Exercise materials -
· · · ·
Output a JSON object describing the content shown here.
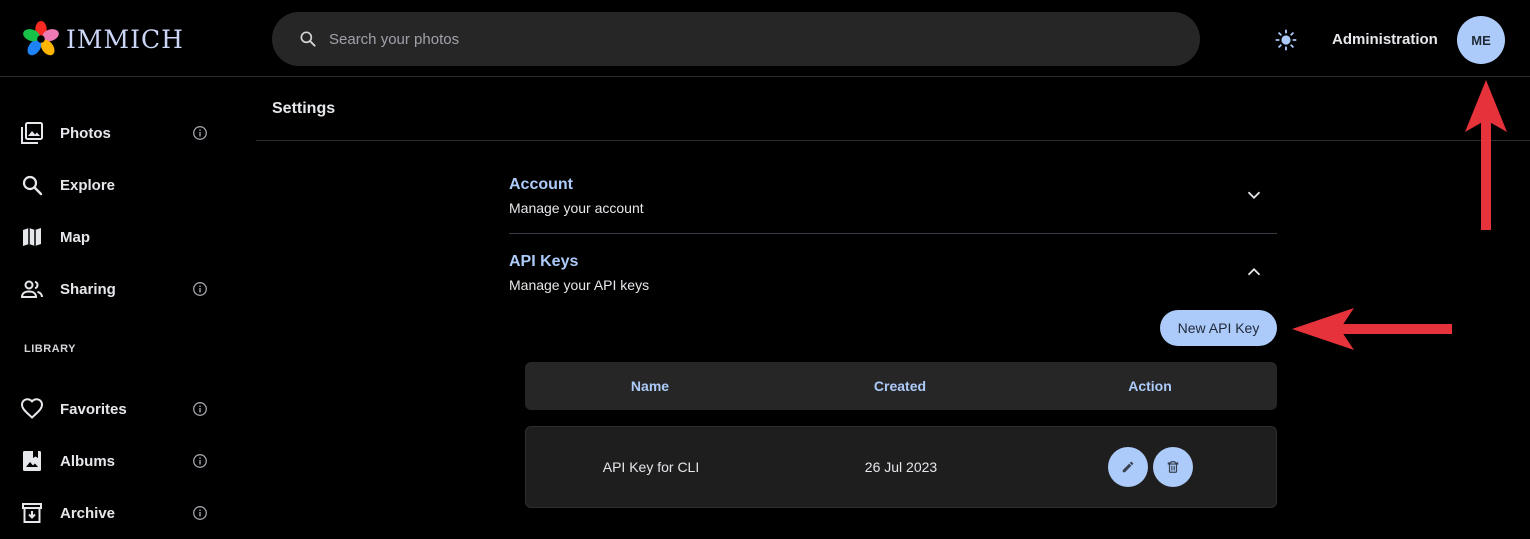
{
  "header": {
    "app_name": "IMMICH",
    "search_placeholder": "Search your photos",
    "admin_label": "Administration",
    "avatar_initials": "ME"
  },
  "sidebar": {
    "items": [
      {
        "label": "Photos",
        "icon": "photos-icon",
        "info": true
      },
      {
        "label": "Explore",
        "icon": "search-icon",
        "info": false
      },
      {
        "label": "Map",
        "icon": "map-icon",
        "info": false
      },
      {
        "label": "Sharing",
        "icon": "people-icon",
        "info": true
      }
    ],
    "library_label": "LIBRARY",
    "library_items": [
      {
        "label": "Favorites",
        "icon": "heart-icon",
        "info": true
      },
      {
        "label": "Albums",
        "icon": "album-icon",
        "info": true
      },
      {
        "label": "Archive",
        "icon": "archive-icon",
        "info": true
      }
    ]
  },
  "page": {
    "title": "Settings"
  },
  "settings": {
    "account": {
      "title": "Account",
      "subtitle": "Manage your account"
    },
    "api_keys": {
      "title": "API Keys",
      "subtitle": "Manage your API keys",
      "new_button": "New API Key"
    }
  },
  "table": {
    "headers": [
      "Name",
      "Created",
      "Action"
    ],
    "rows": [
      {
        "name": "API Key for CLI",
        "created": "26 Jul 2023"
      }
    ]
  },
  "colors": {
    "accent": "#adcbfa",
    "annotation_arrow": "#e5323b"
  }
}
· · · ·
Do this - Provide only the count of lines in the material above that hold the word "icon".

Task result - 7